Print the entries below word for word; the pictures stay out of your copy.

━━ Material for this task

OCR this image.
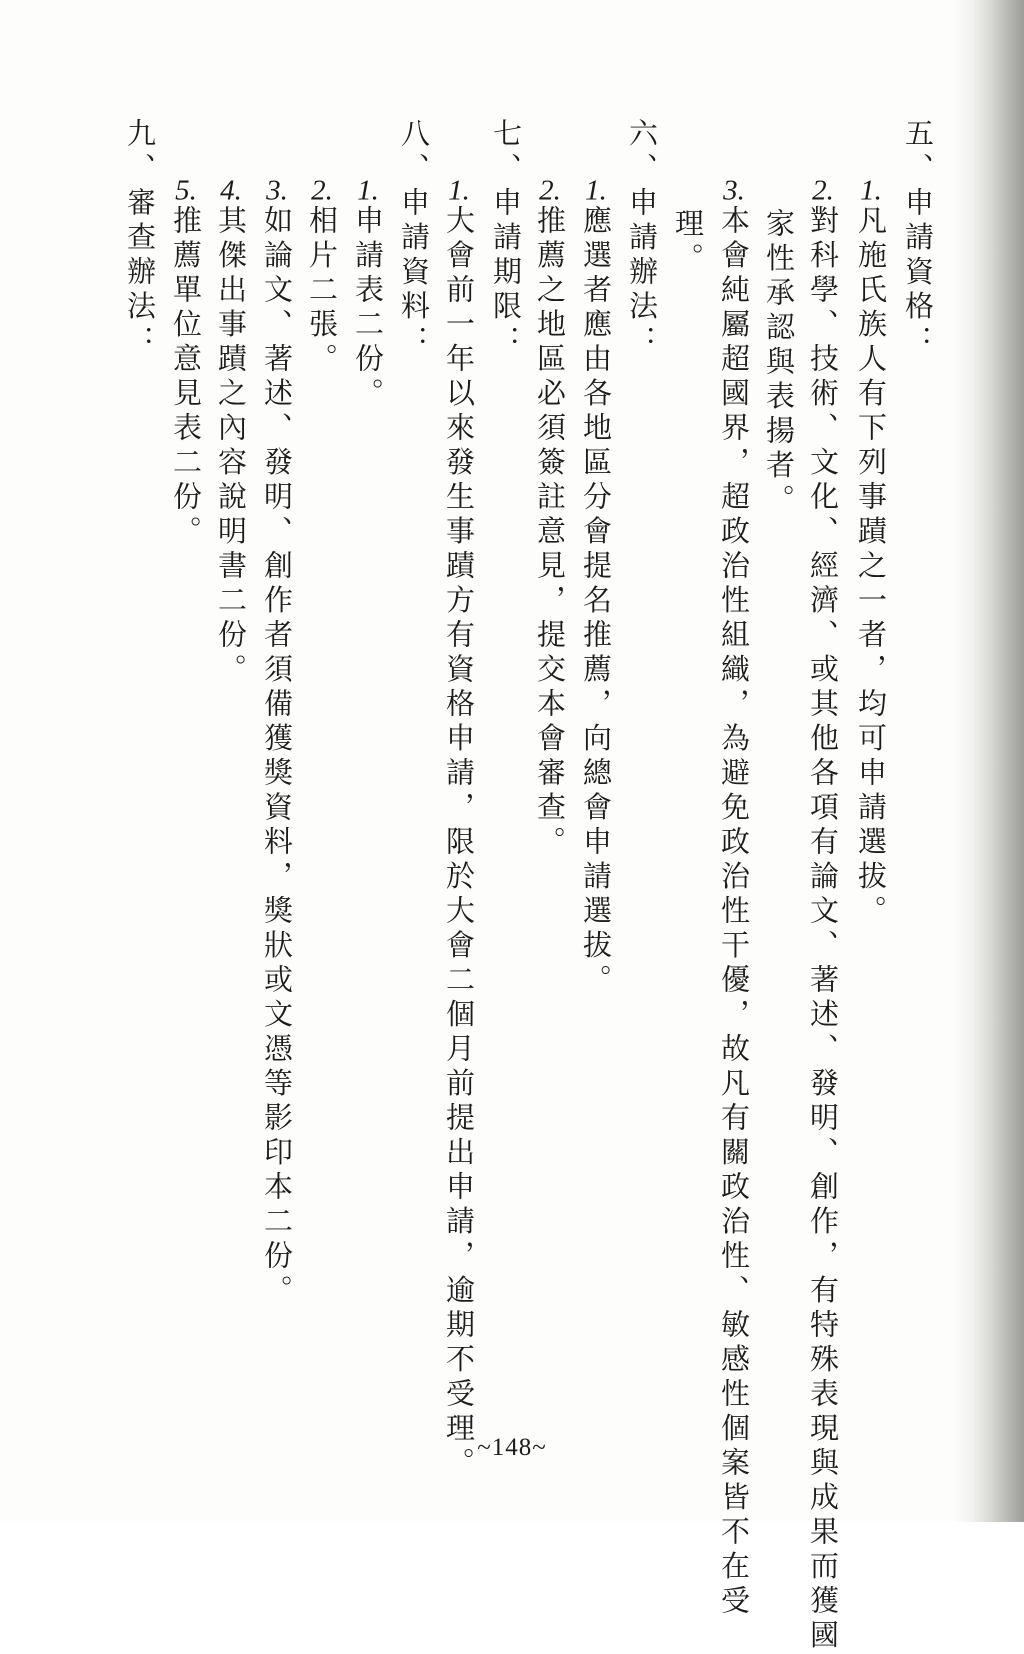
五、申請資格：
1.凡施氏族人有下列事蹟之一者，均可申請選拔。
2.對科學、技術、文化、經濟、或其他各項有論文、著述、發明、創作，有特殊表現與成果而獲國
家性承認與表揚者。
3.本會純屬超國界，超政治性組織，為避免政治性干優，故凡有關政治性、敏感性個案皆不在受
理。
六、申請辦法：
1.應選者應由各地區分會提名推薦，向總會申請選拔。
2.推薦之地區必須簽註意見，提交本會審查。
七、申請期限：
1.大會前一年以來發生事蹟方有資格申請，限於大會二個月前提出申請，逾期不受理。
八、申請資料：
1.申請表二份。
2.相片二張。
3.如論文、著述、發明、創作者須備獲獎資料，獎狀或文憑等影印本二份。
4.其傑出事蹟之內容說明書二份。
5.推薦單位意見表二份。
九、審查辦法：
~148~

━━━━

■ **Output of the task**:
OCR this image.
五、申請資格：
1.凡施氏族人有下列事蹟之一者，均可申請選拔。
2.對科學、技術、文化、經濟、或其他各項有論文、著述、發明、創作，有特殊表現與成果而獲國
家性承認與表揚者。
3.本會純屬超國界，超政治性組織，為避免政治性干優，故凡有關政治性、敏感性個案皆不在受
理。
六、申請辦法：
1.應選者應由各地區分會提名推薦，向總會申請選拔。
2.推薦之地區必須簽註意見，提交本會審查。
七、申請期限：
1.大會前一年以來發生事蹟方有資格申請，限於大會二個月前提出申請，逾期不受理。
八、申請資料：
1.申請表二份。
2.相片二張。
3.如論文、著述、發明、創作者須備獲獎資料，獎狀或文憑等影印本二份。
4.其傑出事蹟之內容說明書二份。
5.推薦單位意見表二份。
九、審查辦法：
~148~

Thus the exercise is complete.